● Goal of the exercise:
Read through the entries below and return each line with the word "name".

● Data excerpts:
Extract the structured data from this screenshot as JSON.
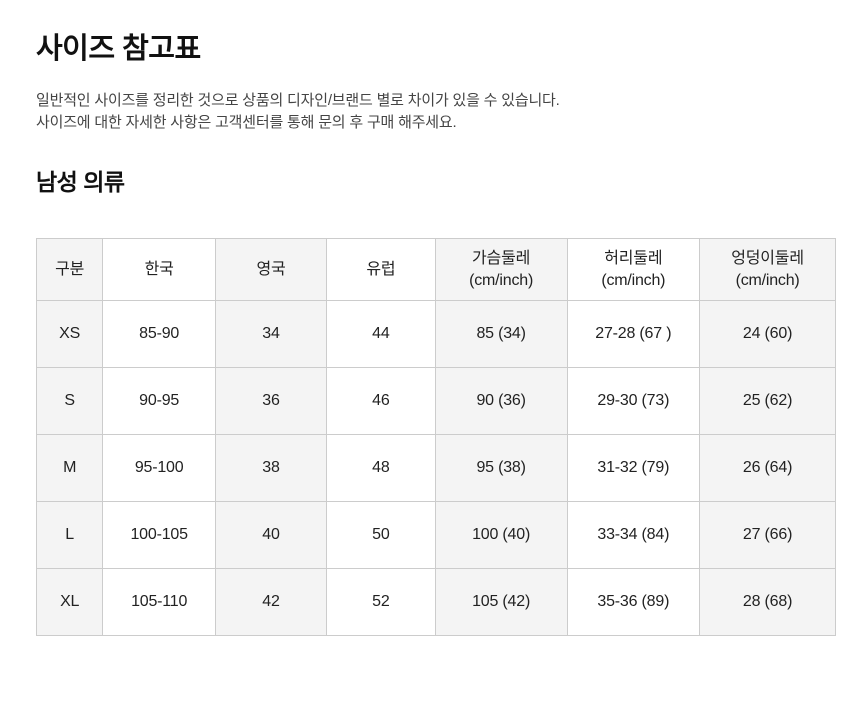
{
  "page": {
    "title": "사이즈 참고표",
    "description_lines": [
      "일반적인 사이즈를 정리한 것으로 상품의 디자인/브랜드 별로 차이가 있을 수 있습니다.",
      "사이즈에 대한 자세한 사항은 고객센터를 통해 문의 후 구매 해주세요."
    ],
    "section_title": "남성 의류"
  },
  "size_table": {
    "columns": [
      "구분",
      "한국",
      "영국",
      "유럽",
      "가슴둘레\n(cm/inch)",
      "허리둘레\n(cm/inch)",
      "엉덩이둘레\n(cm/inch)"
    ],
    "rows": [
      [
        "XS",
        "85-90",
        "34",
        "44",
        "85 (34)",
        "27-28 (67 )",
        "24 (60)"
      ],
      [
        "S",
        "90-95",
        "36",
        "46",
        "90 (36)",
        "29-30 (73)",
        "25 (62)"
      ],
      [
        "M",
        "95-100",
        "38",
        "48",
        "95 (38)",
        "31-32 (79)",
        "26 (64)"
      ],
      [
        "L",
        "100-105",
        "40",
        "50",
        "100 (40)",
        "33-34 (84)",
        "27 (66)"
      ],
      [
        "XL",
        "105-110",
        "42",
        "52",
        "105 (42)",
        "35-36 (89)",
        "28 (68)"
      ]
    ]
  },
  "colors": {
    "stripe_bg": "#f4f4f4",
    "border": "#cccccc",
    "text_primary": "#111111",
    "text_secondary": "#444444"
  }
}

---

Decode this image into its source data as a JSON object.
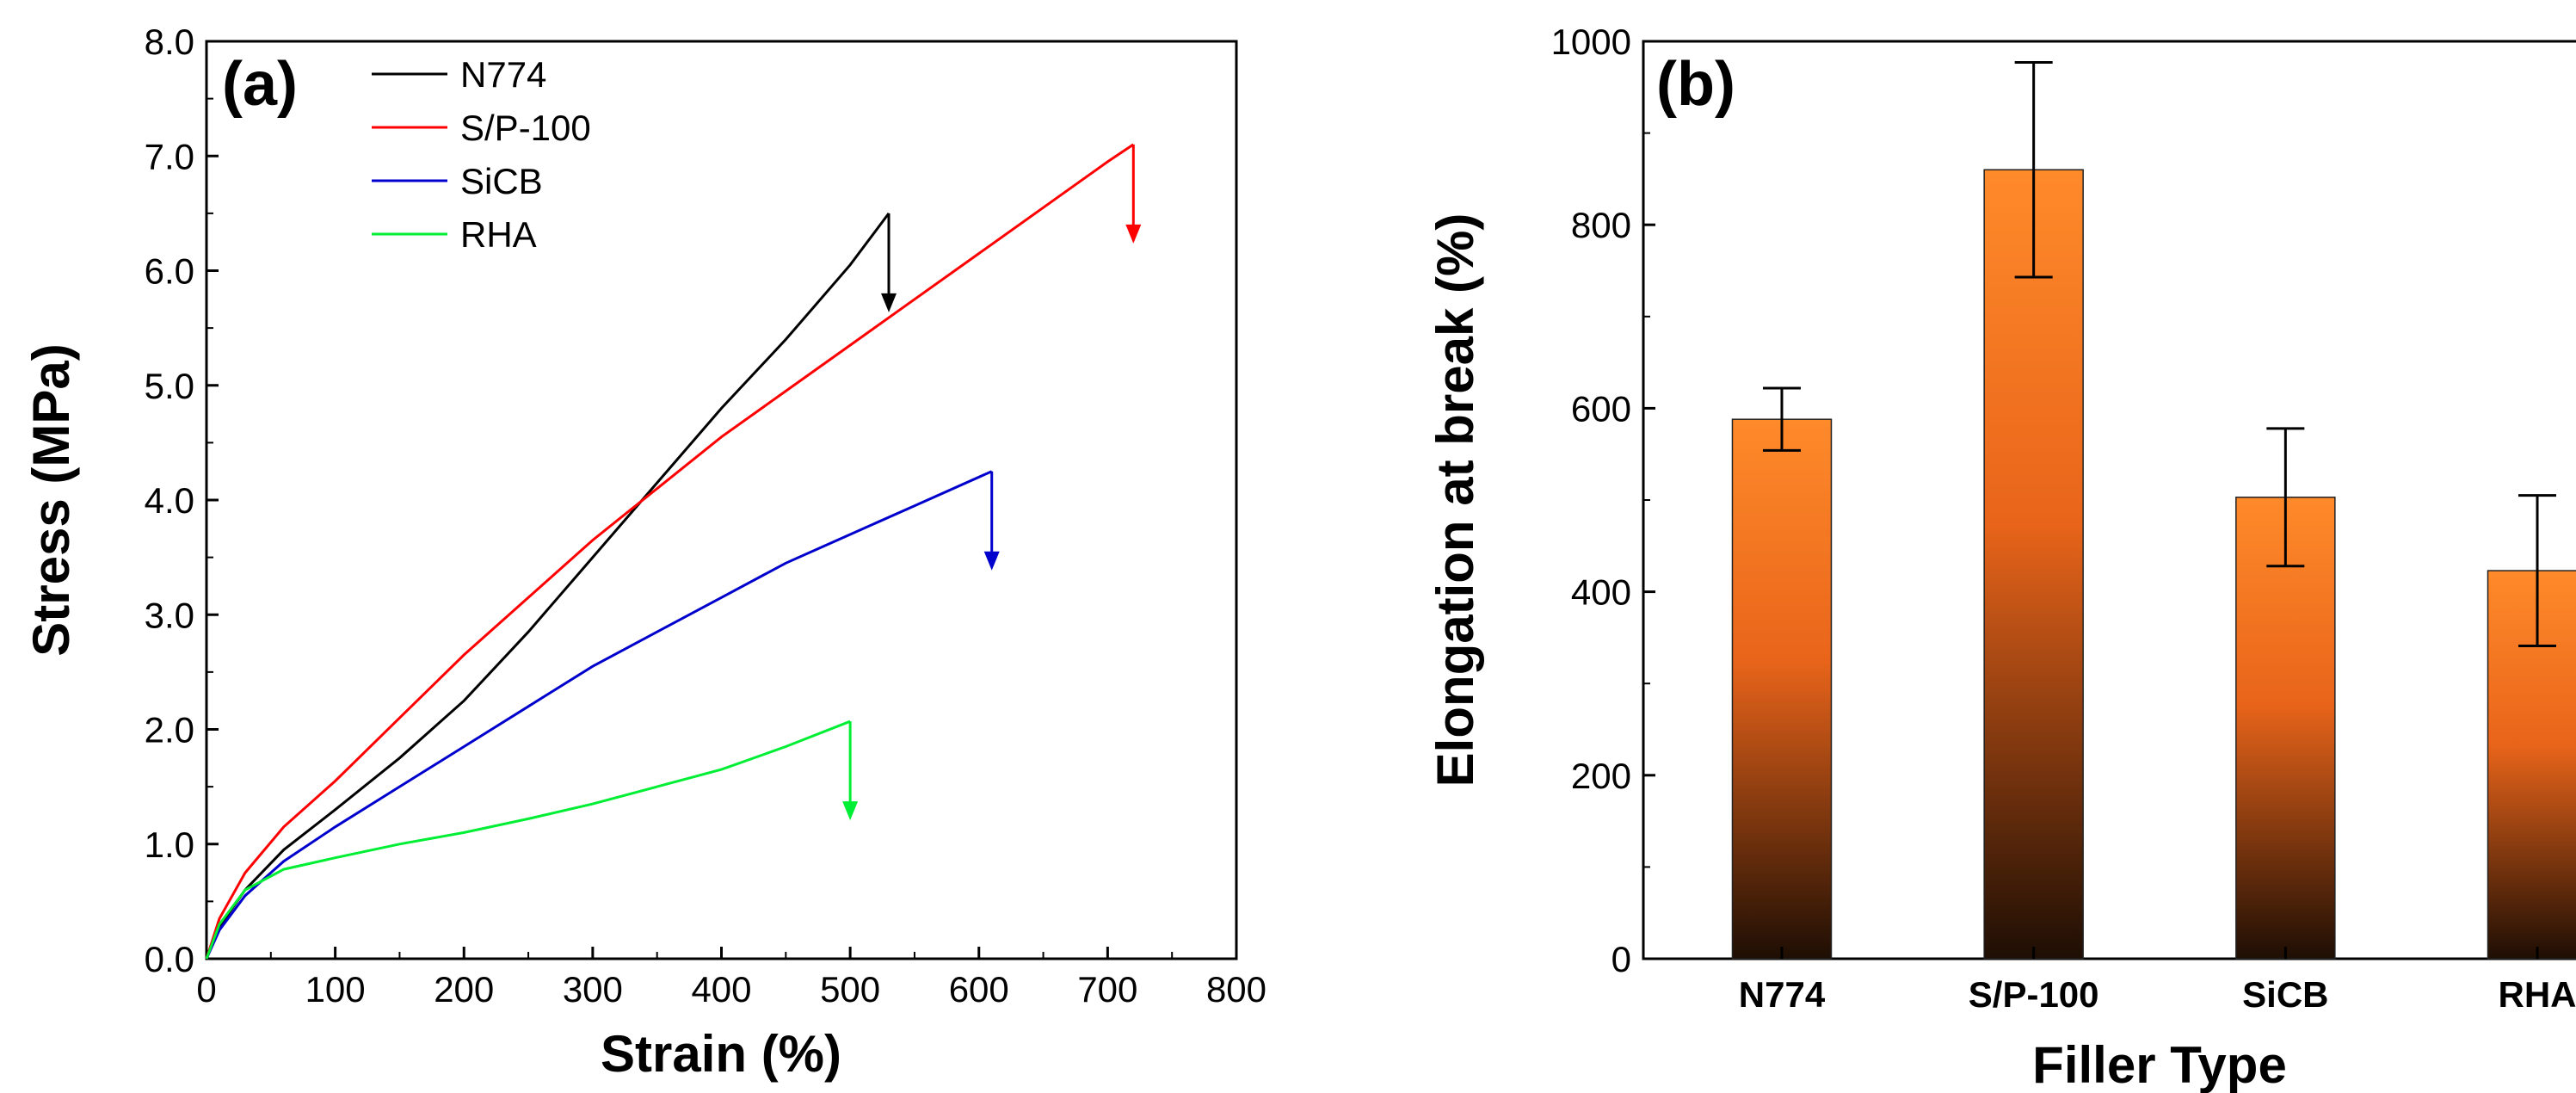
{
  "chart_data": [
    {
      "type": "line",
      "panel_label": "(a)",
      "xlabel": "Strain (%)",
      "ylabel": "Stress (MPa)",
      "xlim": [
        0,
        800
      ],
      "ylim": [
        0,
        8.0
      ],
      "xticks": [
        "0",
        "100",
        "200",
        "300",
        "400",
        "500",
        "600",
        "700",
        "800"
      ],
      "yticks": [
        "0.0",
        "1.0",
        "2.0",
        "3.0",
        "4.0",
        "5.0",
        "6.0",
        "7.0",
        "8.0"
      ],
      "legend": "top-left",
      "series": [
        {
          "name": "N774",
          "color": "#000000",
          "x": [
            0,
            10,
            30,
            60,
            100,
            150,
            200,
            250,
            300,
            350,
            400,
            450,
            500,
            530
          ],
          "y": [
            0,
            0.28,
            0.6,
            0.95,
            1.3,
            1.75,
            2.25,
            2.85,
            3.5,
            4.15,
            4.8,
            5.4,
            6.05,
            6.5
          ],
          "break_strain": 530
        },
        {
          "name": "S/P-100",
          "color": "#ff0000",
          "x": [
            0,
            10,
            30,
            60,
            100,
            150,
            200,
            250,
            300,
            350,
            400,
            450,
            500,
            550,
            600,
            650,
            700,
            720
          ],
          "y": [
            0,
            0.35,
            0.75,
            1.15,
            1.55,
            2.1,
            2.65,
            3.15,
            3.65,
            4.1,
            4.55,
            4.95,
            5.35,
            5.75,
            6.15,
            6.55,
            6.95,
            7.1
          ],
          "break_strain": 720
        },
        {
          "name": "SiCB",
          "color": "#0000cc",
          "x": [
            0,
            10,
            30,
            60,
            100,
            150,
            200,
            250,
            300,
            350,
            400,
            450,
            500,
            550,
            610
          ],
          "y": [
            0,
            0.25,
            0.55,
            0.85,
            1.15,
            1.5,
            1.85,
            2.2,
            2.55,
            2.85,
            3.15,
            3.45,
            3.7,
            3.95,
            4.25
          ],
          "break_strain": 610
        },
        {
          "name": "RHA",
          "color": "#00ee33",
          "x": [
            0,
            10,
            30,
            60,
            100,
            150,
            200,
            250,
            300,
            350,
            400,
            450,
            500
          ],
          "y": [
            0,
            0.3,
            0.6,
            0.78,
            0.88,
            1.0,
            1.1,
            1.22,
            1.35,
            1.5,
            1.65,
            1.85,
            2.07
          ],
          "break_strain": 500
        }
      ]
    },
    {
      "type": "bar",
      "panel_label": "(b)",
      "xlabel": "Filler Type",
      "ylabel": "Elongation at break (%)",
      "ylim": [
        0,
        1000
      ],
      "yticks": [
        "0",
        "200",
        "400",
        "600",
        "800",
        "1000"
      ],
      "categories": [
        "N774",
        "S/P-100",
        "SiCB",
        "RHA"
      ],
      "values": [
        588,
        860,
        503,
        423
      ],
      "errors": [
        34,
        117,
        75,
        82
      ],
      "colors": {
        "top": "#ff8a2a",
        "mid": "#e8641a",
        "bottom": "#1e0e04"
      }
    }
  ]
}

* * *

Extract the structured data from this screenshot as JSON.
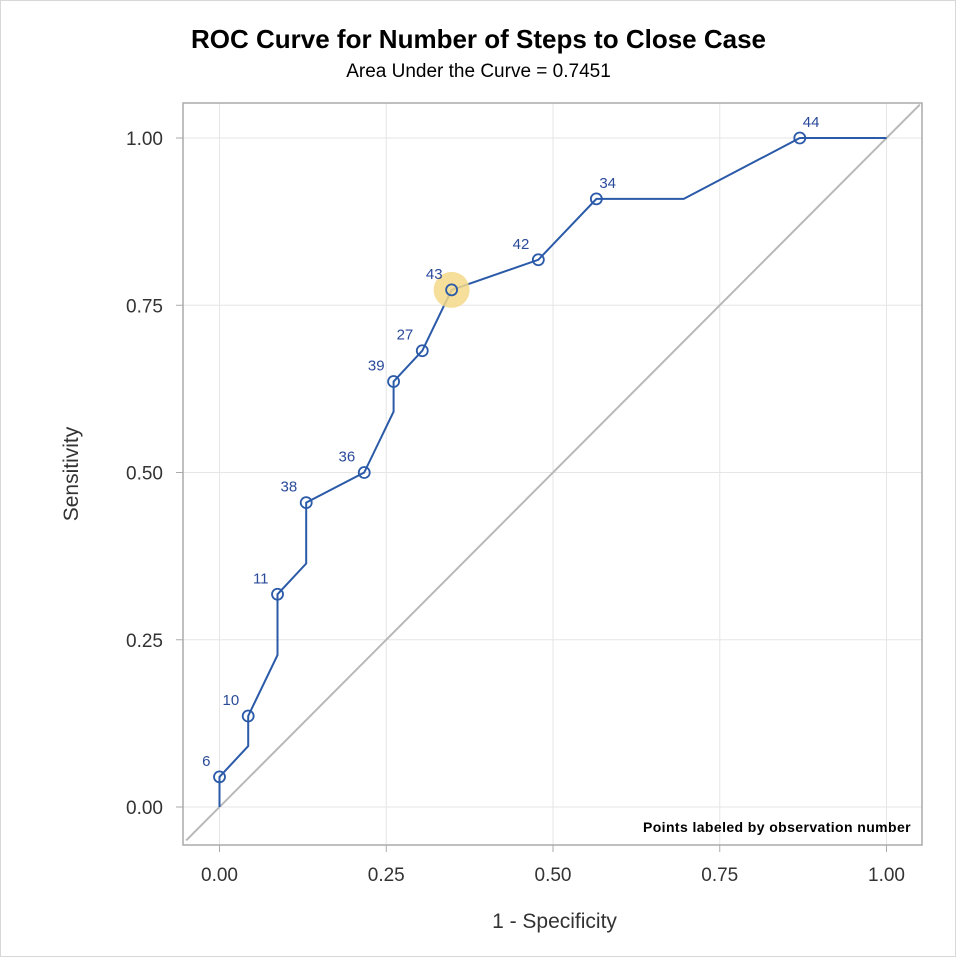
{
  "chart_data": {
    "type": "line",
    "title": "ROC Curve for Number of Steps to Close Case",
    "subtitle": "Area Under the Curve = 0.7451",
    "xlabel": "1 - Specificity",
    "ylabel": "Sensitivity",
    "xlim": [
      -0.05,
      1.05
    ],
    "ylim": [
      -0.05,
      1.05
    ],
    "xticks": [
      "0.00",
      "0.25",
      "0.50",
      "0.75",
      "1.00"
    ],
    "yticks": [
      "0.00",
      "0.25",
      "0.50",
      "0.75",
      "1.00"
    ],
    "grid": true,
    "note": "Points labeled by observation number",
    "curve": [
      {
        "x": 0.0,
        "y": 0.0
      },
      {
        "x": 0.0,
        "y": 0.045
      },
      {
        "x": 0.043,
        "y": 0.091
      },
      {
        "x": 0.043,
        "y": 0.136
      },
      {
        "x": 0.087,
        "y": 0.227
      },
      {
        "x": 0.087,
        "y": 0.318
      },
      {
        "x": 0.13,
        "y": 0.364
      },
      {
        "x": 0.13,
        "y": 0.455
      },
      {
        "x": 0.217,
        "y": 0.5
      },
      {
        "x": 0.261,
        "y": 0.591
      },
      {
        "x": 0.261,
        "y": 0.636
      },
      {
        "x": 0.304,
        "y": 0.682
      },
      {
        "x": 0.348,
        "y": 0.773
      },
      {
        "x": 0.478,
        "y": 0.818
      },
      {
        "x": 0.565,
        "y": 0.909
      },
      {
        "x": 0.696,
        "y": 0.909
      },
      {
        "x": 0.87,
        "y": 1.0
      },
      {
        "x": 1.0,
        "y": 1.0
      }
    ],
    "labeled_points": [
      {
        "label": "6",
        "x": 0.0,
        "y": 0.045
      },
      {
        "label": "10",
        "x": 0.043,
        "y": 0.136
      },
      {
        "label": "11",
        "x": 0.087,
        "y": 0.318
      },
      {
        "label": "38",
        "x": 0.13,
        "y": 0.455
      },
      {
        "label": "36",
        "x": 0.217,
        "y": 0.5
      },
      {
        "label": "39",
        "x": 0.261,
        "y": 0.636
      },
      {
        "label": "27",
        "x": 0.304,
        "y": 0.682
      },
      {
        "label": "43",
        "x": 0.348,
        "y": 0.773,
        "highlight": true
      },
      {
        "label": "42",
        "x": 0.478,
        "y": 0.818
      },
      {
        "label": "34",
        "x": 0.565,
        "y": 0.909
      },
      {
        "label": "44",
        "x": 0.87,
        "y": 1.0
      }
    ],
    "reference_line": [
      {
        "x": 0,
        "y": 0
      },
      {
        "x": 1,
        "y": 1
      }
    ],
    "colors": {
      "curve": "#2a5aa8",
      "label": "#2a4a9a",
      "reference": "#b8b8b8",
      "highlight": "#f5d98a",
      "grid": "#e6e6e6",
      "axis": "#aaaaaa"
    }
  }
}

● Right answer:
          "name": "N774",
          "name": "S/P-100",
          "name": "SiCB",
          "name": "RHA",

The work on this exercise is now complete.